• AVAILABLE DATA:
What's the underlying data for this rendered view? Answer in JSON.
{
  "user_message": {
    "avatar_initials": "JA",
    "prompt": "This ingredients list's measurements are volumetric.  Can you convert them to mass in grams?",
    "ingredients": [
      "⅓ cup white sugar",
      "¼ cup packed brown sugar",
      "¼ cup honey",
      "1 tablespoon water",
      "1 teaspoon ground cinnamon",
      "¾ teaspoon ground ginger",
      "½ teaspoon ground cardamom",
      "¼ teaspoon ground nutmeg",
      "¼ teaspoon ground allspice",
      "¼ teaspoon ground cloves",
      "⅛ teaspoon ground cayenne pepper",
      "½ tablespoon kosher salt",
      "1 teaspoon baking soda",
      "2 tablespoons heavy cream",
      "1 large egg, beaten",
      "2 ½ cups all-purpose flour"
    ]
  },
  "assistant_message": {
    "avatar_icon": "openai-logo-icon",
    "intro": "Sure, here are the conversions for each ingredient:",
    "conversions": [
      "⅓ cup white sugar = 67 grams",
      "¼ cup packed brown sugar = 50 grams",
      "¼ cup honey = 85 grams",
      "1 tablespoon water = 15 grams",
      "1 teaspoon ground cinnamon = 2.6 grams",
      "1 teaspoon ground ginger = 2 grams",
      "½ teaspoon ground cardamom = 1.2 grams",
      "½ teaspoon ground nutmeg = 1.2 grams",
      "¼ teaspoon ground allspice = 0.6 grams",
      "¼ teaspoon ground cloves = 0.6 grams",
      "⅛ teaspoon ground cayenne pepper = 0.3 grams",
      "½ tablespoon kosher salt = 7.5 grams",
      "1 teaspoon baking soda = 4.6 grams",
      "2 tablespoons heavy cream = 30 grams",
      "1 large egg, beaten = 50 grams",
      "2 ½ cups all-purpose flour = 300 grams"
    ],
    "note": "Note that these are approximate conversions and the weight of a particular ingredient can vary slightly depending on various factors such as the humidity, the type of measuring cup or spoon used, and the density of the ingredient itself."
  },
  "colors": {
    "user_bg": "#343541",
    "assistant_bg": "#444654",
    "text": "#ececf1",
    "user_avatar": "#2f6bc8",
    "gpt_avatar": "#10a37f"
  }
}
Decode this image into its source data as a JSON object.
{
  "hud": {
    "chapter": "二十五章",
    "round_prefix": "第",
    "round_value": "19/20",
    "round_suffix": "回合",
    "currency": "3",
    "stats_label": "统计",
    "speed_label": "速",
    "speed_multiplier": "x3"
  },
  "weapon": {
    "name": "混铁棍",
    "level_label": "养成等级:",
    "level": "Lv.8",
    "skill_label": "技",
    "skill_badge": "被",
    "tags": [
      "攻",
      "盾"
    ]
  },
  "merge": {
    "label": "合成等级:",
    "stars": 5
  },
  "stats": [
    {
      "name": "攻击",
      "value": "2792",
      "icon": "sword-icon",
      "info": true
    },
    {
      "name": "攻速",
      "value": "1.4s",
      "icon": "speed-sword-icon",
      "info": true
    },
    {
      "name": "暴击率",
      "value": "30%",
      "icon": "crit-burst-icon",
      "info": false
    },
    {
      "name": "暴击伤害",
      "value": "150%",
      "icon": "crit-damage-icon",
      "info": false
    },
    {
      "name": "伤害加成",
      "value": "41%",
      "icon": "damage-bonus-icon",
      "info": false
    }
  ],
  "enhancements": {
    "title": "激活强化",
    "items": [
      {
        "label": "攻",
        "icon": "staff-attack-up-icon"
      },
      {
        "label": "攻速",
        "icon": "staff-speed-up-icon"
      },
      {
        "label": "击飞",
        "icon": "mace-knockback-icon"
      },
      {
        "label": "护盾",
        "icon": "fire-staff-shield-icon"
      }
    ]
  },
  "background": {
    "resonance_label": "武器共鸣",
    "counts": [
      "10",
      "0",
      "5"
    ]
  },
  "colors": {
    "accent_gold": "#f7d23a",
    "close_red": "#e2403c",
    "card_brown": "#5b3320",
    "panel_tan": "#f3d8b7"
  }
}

• WHAT IS REQUIRED: Lines containing the string "beaten" should be counted; reply with their number and nothing more.

• RIGHT ANSWER: 2